== Objective ==
Find the line containing "Transcribe this image's", then output it and every line after it through the end of the listing below, exactly as written.

== Data to use ==
____

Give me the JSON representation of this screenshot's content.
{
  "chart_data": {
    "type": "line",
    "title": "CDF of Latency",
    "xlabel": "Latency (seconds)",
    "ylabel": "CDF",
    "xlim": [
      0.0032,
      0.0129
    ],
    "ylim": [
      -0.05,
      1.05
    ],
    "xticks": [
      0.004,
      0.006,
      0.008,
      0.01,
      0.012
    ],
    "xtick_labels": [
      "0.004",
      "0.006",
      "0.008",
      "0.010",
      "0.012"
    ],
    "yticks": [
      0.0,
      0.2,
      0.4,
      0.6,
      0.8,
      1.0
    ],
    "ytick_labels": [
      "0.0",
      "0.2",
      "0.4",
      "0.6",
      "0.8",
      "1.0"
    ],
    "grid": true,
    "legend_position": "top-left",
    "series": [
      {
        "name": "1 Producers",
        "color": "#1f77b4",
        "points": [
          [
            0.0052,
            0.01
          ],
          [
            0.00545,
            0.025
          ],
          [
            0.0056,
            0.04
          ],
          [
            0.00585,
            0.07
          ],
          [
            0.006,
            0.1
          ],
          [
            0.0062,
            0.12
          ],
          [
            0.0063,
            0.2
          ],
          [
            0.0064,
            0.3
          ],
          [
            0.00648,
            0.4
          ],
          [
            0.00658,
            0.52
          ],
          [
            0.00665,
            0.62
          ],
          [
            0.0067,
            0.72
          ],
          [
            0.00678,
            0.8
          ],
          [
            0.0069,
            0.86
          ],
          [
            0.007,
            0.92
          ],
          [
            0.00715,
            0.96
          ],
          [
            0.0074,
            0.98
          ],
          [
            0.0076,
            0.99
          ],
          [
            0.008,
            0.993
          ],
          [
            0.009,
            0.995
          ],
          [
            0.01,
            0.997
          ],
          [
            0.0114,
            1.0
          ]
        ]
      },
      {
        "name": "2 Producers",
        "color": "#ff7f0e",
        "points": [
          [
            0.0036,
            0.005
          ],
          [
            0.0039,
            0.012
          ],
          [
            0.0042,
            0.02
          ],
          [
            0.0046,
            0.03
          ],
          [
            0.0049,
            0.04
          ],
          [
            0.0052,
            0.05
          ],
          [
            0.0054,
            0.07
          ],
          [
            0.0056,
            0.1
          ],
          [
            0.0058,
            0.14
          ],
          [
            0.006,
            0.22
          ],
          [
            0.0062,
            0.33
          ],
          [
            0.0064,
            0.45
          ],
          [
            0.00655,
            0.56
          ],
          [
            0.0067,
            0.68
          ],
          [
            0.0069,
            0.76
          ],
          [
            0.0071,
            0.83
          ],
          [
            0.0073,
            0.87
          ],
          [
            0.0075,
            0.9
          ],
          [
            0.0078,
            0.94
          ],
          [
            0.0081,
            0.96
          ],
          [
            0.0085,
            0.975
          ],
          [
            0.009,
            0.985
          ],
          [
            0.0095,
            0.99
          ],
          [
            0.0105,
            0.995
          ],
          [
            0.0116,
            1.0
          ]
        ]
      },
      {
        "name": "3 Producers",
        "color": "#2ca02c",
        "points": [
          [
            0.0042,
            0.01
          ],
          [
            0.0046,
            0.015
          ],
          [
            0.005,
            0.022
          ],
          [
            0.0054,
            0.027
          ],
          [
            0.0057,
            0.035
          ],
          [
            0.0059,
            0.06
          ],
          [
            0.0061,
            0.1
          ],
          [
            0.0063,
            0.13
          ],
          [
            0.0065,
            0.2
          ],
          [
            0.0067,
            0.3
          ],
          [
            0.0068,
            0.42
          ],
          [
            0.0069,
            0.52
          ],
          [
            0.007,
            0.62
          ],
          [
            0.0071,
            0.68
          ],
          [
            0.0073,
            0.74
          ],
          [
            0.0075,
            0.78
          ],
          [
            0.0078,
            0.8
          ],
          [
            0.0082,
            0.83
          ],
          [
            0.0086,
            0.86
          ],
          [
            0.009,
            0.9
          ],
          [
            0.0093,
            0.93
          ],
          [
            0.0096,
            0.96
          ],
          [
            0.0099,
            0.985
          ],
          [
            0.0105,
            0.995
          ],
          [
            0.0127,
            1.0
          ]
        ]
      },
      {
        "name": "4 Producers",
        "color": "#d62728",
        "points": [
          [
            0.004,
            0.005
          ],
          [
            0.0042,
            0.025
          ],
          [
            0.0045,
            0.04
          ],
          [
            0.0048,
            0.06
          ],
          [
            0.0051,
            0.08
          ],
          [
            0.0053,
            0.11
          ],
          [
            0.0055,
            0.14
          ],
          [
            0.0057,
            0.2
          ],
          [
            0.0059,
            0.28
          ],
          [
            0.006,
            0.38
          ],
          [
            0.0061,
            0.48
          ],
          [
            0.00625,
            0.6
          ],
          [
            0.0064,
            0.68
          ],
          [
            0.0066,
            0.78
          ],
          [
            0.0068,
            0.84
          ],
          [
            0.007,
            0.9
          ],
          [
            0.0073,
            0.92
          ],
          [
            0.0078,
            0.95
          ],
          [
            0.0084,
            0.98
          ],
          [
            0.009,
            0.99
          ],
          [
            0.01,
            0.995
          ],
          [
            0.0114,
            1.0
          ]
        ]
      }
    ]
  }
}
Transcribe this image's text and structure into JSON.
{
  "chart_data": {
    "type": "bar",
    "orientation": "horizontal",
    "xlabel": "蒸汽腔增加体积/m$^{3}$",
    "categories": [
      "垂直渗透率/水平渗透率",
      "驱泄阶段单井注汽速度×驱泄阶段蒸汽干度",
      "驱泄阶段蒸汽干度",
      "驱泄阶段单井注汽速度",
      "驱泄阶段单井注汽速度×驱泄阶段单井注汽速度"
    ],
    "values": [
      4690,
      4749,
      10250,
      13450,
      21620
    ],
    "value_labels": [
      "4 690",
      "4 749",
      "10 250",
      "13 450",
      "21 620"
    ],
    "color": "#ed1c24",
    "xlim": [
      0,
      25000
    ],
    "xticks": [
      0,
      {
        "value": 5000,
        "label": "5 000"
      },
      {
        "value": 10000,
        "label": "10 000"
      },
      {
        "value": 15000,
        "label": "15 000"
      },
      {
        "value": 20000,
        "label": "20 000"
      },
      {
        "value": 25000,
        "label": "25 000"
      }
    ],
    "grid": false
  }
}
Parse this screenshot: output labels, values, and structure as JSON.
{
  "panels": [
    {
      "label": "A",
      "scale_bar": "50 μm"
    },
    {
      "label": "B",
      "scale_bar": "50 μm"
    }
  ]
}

____

== Reply to the task ==
Transcribe this image's text and structure into JSON.
{
  "chart_data": {
    "type": "bar",
    "orientation": "horizontal",
    "xlabel": "蒸汽腔增加体积/m$^{3}$",
    "categories": [
      "垂直渗透率/水平渗透率",
      "驱泄阶段单井注汽速度×驱泄阶段蒸汽干度",
      "驱泄阶段蒸汽干度",
      "驱泄阶段单井注汽速度",
      "驱泄阶段单井注汽速度×驱泄阶段单井注汽速度"
    ],
    "values": [
      4690,
      4749,
      10250,
      13450,
      21620
    ],
    "value_labels": [
      "4 690",
      "4 749",
      "10 250",
      "13 450",
      "21 620"
    ],
    "color": "#ed1c24",
    "xlim": [
      0,
      25000
    ],
    "xticks": [
      0,
      {
        "value": 5000,
        "label": "5 000"
      },
      {
        "value": 10000,
        "label": "10 000"
      },
      {
        "value": 15000,
        "label": "15 000"
      },
      {
        "value": 20000,
        "label": "20 000"
      },
      {
        "value": 25000,
        "label": "25 000"
      }
    ],
    "grid": false
  }
}
Parse this screenshot: output labels, values, and structure as JSON.
{
  "panels": [
    {
      "label": "A",
      "scale_bar": "50 μm"
    },
    {
      "label": "B",
      "scale_bar": "50 μm"
    }
  ]
}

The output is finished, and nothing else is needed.